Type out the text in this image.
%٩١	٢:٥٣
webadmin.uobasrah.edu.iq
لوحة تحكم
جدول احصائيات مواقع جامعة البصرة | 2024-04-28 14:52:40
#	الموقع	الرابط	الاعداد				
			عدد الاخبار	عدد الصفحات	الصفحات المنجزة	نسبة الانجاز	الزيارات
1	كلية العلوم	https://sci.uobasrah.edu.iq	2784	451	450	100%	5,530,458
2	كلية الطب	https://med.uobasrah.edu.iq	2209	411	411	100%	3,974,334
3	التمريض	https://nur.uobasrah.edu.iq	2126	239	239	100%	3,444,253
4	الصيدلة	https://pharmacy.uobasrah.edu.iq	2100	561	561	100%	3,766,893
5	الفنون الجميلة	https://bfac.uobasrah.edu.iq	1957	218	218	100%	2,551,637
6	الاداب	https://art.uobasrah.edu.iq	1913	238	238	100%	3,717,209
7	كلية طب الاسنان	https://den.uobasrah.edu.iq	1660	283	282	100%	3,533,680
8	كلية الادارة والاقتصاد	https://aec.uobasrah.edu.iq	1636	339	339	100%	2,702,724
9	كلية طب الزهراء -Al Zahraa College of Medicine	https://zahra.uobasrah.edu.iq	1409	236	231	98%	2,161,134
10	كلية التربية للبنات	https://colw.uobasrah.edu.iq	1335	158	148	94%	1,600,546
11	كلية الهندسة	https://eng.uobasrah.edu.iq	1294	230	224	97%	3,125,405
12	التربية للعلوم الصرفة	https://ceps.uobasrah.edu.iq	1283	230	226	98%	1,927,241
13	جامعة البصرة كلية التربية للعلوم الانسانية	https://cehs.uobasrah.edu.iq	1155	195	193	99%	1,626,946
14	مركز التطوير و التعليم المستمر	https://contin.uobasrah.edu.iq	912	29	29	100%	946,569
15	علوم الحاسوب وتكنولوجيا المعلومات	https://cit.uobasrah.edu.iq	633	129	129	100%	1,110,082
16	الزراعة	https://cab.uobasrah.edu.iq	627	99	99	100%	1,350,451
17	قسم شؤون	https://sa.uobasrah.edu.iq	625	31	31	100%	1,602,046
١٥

EXERCISE PROMPT: Exactly reproduce every record.

EXERCISE ANSWER:
Type out the text in this image.
%٩١	٢:٥٣
webadmin.uobasrah.edu.iq
لوحة تحكم
جدول احصائيات مواقع جامعة البصرة | 2024-04-28 14:52:40
#	الموقع	الرابط	الاعداد				
			عدد الاخبار	عدد الصفحات	الصفحات المنجزة	نسبة الانجاز	الزيارات
1	كلية العلوم	https://sci.uobasrah.edu.iq	2784	451	450	100%	5,530,458
2	كلية الطب	https://med.uobasrah.edu.iq	2209	411	411	100%	3,974,334
3	التمريض	https://nur.uobasrah.edu.iq	2126	239	239	100%	3,444,253
4	الصيدلة	https://pharmacy.uobasrah.edu.iq	2100	561	561	100%	3,766,893
5	الفنون الجميلة	https://bfac.uobasrah.edu.iq	1957	218	218	100%	2,551,637
6	الاداب	https://art.uobasrah.edu.iq	1913	238	238	100%	3,717,209
7	كلية طب الاسنان	https://den.uobasrah.edu.iq	1660	283	282	100%	3,533,680
8	كلية الادارة والاقتصاد	https://aec.uobasrah.edu.iq	1636	339	339	100%	2,702,724
9	كلية طب الزهراء -Al Zahraa College of Medicine	https://zahra.uobasrah.edu.iq	1409	236	231	98%	2,161,134
10	كلية التربية للبنات	https://colw.uobasrah.edu.iq	1335	158	148	94%	1,600,546
11	كلية الهندسة	https://eng.uobasrah.edu.iq	1294	230	224	97%	3,125,405
12	التربية للعلوم الصرفة	https://ceps.uobasrah.edu.iq	1283	230	226	98%	1,927,241
13	جامعة البصرة كلية التربية للعلوم الانسانية	https://cehs.uobasrah.edu.iq	1155	195	193	99%	1,626,946
14	مركز التطوير و التعليم المستمر	https://contin.uobasrah.edu.iq	912	29	29	100%	946,569
15	علوم الحاسوب وتكنولوجيا المعلومات	https://cit.uobasrah.edu.iq	633	129	129	100%	1,110,082
16	الزراعة	https://cab.uobasrah.edu.iq	627	99	99	100%	1,350,451
17	قسم شؤون	https://sa.uobasrah.edu.iq	625	31	31	100%	1,602,046
١٥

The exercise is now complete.